PROBLEM DESCRIPTION: Read through the data and count the lines that contain the string "much"; give only the result.
>>>>
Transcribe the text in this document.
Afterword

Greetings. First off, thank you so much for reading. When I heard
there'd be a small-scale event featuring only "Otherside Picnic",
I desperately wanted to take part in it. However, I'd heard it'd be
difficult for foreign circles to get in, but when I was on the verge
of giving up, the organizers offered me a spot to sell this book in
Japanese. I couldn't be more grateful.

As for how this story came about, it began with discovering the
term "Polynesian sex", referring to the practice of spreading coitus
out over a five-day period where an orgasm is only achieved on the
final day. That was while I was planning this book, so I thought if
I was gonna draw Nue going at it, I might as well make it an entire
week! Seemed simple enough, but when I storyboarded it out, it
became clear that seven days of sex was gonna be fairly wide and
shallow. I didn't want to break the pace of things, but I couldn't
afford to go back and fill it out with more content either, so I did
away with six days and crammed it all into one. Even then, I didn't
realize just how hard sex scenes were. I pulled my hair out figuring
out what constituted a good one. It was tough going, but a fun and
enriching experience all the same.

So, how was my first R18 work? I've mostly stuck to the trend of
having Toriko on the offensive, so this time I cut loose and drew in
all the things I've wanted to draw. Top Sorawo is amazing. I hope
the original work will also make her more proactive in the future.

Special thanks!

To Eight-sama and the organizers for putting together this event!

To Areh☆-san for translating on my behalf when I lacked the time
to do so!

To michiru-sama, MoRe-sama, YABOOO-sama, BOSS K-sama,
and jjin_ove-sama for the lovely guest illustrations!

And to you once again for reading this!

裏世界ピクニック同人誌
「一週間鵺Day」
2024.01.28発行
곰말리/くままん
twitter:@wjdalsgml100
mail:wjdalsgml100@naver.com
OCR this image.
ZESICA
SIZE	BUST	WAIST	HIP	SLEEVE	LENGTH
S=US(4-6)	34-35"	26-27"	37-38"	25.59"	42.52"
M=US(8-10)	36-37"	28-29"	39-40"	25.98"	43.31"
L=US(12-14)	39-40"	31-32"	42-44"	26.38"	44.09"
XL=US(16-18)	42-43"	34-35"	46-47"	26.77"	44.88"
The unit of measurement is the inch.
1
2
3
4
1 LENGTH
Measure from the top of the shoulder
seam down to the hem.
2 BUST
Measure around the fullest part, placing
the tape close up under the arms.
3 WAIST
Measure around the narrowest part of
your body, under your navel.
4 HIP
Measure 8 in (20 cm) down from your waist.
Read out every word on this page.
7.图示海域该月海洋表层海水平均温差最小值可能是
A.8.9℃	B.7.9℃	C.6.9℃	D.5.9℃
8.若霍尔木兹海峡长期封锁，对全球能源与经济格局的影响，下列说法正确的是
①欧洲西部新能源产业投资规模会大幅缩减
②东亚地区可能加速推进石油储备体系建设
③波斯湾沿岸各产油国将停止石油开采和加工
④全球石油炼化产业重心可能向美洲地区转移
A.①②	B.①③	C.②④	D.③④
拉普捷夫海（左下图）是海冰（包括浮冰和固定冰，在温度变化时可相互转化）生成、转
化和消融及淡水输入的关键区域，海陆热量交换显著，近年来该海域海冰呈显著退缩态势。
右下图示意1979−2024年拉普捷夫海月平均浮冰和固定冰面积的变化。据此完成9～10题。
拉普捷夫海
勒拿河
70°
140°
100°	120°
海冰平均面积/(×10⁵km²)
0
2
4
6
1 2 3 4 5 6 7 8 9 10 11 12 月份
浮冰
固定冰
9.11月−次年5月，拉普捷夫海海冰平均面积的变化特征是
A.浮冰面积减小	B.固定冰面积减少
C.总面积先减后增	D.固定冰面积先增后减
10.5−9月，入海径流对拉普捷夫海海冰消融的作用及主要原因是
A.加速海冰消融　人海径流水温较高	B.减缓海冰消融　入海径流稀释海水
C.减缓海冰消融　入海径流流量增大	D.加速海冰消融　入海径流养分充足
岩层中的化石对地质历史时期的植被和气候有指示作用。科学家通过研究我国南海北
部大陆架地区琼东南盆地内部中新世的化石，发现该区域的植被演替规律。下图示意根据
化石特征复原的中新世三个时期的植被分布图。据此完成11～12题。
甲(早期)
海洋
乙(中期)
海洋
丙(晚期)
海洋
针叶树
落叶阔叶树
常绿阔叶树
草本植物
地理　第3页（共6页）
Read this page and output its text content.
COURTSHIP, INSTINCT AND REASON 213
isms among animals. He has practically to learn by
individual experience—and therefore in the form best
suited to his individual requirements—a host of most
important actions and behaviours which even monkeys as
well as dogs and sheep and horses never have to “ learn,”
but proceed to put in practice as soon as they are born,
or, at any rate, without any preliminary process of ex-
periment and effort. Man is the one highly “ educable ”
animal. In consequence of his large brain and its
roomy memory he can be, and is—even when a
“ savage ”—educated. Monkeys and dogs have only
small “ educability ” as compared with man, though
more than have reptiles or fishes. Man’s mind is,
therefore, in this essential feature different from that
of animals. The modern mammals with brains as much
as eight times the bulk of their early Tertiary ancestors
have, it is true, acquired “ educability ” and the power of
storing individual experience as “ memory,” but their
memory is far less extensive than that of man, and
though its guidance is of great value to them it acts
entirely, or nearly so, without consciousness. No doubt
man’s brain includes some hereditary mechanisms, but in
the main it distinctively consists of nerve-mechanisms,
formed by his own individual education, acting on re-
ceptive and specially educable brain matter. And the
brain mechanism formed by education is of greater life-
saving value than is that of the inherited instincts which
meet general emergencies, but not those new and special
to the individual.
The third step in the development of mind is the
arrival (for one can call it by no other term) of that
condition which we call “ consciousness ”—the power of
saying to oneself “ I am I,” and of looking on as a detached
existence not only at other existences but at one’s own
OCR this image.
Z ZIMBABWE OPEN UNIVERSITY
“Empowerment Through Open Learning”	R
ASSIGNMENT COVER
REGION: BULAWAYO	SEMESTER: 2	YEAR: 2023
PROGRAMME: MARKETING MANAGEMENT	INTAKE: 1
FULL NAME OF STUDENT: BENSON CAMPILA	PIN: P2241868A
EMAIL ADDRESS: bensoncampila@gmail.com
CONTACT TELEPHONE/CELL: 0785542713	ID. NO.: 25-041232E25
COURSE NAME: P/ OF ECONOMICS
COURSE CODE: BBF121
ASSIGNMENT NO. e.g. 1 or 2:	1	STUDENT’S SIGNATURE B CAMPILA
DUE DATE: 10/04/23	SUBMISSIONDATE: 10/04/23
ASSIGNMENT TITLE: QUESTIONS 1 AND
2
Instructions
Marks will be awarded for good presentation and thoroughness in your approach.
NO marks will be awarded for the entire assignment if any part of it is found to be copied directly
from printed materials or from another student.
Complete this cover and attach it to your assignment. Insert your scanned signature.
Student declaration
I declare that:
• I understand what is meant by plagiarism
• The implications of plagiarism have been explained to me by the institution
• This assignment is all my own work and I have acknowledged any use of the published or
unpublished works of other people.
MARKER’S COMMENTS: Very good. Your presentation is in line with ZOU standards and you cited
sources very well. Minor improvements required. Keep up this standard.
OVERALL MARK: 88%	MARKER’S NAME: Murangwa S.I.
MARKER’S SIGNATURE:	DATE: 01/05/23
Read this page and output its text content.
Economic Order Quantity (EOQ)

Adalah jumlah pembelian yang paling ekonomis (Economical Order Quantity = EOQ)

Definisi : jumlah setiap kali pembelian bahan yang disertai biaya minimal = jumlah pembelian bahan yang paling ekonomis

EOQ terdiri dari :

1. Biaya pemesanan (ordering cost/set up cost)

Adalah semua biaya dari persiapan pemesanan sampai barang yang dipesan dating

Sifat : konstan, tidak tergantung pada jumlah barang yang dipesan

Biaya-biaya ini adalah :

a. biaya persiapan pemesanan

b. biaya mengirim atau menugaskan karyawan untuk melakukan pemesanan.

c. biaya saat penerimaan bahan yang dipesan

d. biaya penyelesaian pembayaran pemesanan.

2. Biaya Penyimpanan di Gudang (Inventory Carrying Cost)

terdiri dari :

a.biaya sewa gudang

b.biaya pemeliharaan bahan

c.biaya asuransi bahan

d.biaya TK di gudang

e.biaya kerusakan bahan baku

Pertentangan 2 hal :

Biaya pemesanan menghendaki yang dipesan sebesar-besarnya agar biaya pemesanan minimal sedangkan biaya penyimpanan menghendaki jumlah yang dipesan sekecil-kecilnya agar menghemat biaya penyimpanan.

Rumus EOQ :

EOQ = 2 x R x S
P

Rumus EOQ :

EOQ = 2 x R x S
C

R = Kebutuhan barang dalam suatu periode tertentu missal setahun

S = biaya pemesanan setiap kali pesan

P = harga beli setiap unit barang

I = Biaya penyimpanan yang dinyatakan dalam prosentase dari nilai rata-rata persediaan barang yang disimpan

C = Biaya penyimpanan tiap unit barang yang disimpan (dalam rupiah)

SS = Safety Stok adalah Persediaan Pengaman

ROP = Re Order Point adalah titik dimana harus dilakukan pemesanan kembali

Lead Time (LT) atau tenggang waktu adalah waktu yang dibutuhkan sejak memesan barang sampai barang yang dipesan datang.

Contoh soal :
<<<<
TASK RESPONSE: 2